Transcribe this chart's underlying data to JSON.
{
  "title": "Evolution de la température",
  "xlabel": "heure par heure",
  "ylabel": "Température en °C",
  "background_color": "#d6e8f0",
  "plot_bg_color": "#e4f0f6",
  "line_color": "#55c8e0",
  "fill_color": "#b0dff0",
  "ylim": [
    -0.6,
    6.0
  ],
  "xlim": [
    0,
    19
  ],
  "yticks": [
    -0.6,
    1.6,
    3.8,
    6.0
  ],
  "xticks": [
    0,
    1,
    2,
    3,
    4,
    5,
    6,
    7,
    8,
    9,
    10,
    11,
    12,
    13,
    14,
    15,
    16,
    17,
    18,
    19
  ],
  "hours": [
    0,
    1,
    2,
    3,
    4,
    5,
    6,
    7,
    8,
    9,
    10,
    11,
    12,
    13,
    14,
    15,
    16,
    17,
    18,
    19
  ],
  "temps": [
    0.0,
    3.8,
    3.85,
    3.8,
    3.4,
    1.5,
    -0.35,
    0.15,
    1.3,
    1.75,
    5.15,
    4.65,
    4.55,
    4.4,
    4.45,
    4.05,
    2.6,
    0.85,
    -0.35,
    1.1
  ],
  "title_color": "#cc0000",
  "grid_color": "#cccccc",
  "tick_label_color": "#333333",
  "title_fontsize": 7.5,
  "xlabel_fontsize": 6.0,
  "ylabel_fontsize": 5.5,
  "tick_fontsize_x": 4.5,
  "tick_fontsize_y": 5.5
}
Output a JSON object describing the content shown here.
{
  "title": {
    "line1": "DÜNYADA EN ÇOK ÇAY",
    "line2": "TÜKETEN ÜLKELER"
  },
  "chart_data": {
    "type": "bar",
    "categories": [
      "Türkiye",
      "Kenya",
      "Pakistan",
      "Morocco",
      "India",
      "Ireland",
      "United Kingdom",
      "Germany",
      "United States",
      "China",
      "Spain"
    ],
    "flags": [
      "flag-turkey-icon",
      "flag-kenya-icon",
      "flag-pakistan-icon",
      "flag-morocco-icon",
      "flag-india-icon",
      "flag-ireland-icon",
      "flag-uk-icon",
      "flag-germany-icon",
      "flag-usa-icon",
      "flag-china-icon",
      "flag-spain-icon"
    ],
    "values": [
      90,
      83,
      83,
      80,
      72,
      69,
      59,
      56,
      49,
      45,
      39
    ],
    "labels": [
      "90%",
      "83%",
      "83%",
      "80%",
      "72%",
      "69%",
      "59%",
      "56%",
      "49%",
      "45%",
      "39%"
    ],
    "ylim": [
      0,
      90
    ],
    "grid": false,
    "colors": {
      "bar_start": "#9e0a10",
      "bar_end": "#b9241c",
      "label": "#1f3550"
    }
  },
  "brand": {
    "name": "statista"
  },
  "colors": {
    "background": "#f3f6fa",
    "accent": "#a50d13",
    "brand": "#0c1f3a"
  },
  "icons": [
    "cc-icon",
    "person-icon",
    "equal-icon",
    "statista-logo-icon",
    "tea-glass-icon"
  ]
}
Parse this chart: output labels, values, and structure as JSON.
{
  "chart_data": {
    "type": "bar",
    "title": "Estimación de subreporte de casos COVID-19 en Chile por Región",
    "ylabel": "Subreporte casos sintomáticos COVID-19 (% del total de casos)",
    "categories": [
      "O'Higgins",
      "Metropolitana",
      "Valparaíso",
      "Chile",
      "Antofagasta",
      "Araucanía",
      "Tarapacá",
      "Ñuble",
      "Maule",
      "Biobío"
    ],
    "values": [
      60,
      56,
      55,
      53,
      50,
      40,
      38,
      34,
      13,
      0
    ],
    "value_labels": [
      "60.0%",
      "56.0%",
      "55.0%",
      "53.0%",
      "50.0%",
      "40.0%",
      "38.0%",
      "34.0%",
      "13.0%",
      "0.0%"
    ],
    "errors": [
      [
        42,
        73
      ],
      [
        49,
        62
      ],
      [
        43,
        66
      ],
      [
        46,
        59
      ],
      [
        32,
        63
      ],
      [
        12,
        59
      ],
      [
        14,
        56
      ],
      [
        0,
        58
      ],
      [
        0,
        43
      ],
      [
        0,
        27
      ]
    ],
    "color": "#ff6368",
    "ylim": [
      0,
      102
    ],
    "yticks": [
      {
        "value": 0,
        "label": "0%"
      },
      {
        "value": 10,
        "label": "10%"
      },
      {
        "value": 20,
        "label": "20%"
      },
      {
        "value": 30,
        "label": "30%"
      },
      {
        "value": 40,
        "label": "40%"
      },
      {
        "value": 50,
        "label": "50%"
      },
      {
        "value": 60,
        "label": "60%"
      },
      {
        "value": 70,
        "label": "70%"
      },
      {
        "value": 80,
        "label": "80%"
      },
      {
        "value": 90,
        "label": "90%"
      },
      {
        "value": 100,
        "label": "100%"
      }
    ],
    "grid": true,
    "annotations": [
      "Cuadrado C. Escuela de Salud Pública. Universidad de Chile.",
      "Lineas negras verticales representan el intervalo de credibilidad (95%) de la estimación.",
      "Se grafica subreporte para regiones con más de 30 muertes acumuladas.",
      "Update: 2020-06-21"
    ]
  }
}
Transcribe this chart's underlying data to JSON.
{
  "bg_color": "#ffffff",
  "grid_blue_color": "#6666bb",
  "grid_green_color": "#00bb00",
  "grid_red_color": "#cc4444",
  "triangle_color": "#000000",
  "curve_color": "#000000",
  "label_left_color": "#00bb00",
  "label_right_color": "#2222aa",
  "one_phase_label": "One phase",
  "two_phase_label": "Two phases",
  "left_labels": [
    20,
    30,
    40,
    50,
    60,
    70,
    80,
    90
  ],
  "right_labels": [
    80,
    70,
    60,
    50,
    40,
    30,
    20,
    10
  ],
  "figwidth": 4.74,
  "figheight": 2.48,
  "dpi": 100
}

GIVEN REQUEST: Report each line in the data that holds the word "Chile".

RESULT BELOW:
    "title": "Estimación de subreporte de casos COVID-19 en Chile por Región",
      "Chile",
      "Cuadrado C. Escuela de Salud Pública. Universidad de Chile.",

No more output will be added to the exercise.